-- start --
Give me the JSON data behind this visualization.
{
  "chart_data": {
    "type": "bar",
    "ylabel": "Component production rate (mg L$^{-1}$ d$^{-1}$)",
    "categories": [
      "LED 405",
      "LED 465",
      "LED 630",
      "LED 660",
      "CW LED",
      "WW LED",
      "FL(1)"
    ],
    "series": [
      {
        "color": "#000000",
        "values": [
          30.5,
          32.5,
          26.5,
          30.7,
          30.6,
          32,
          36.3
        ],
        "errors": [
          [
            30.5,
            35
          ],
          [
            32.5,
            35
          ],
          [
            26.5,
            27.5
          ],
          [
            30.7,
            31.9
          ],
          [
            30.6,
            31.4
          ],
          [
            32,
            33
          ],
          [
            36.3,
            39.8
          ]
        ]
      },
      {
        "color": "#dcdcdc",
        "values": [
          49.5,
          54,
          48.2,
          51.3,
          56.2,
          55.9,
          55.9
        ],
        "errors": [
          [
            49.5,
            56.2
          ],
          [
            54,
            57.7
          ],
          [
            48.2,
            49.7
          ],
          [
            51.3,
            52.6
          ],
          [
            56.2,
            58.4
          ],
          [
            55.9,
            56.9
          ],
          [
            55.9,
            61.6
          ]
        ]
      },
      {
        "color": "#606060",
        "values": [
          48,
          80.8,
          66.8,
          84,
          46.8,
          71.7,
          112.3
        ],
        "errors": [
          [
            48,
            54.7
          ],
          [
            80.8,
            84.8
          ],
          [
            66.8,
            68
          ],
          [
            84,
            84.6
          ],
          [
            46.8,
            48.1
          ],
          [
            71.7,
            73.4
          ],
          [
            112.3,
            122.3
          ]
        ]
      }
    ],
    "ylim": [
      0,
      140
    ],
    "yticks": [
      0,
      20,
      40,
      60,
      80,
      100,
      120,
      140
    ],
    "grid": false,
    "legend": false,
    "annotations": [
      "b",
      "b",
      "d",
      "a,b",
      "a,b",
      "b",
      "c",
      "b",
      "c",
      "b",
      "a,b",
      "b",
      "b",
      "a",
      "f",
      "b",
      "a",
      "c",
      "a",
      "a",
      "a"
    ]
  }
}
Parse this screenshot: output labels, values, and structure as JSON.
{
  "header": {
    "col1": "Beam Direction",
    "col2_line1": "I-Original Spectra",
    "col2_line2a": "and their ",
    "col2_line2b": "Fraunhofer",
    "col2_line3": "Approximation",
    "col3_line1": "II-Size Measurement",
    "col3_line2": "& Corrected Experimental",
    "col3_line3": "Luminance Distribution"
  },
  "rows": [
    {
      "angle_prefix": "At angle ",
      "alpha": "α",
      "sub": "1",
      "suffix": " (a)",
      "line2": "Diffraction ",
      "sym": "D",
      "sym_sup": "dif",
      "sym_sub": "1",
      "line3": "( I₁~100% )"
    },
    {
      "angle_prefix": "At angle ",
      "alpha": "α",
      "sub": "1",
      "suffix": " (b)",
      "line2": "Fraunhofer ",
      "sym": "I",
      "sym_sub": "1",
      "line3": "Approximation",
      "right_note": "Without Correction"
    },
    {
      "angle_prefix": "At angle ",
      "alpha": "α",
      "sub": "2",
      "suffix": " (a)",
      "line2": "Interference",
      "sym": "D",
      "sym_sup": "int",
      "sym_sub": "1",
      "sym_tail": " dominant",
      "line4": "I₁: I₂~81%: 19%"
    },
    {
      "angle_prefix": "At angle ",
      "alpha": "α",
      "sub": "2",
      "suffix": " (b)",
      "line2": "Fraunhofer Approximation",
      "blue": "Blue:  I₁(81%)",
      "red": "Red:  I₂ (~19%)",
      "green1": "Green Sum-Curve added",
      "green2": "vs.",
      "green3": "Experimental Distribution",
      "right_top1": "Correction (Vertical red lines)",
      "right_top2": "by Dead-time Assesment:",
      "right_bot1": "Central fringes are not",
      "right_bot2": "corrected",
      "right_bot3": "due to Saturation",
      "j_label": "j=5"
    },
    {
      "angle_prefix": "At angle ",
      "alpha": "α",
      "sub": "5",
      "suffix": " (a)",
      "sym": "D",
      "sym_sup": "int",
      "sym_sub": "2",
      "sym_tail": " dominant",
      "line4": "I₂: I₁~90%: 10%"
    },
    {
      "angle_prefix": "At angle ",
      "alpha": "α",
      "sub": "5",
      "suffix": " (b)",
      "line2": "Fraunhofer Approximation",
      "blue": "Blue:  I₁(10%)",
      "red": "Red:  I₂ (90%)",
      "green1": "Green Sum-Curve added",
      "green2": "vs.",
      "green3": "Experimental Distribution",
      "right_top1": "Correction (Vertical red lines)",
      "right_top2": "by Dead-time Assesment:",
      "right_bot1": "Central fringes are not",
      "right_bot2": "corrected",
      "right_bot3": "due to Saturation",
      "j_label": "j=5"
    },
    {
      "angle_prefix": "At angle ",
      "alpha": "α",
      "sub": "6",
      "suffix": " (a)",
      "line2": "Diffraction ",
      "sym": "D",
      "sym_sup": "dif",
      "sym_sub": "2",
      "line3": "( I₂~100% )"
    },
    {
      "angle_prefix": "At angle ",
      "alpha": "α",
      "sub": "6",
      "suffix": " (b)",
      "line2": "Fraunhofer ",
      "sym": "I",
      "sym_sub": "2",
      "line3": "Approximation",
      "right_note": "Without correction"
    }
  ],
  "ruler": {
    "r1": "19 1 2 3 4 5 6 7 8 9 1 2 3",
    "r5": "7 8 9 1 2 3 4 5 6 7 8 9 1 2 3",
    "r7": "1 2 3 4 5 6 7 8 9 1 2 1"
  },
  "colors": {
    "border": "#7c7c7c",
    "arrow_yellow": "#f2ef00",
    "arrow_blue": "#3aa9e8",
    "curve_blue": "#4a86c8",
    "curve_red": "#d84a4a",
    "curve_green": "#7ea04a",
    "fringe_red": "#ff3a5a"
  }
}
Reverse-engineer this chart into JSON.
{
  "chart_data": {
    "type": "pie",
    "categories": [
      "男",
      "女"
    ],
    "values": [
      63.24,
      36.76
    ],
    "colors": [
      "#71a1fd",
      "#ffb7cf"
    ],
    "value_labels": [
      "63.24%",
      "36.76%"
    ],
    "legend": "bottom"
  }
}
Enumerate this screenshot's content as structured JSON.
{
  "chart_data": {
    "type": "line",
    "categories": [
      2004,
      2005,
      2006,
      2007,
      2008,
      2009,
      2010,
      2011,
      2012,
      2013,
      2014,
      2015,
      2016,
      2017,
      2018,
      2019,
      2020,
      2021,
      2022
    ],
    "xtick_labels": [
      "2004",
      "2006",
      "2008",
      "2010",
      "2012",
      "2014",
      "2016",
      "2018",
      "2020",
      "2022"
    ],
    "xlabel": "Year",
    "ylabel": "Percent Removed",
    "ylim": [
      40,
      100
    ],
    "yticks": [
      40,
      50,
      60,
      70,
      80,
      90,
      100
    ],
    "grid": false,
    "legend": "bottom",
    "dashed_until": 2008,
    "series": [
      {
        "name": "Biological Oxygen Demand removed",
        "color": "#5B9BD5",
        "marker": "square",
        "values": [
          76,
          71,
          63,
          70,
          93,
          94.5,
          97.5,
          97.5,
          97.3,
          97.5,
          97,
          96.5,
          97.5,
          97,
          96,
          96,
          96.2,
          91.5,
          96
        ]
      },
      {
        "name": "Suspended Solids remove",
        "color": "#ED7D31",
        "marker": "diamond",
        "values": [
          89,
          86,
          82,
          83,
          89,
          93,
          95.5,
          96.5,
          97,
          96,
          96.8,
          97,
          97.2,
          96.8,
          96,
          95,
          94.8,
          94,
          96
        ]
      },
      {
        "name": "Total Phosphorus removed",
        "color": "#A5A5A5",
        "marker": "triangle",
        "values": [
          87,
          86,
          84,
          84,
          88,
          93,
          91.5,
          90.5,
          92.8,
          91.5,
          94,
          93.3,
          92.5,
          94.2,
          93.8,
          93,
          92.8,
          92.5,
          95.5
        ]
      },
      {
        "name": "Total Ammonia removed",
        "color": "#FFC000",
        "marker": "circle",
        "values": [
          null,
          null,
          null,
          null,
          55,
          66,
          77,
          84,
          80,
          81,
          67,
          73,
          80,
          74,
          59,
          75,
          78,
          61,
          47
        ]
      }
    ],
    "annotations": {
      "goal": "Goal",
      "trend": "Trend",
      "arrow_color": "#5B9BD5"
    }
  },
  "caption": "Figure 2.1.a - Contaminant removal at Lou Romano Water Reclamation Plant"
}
-- end --
■ **JOB**
What is the number of lines in the records above that include the word "Without"? Reply with that number and nothing more.

■ **IN RESPONSE**
2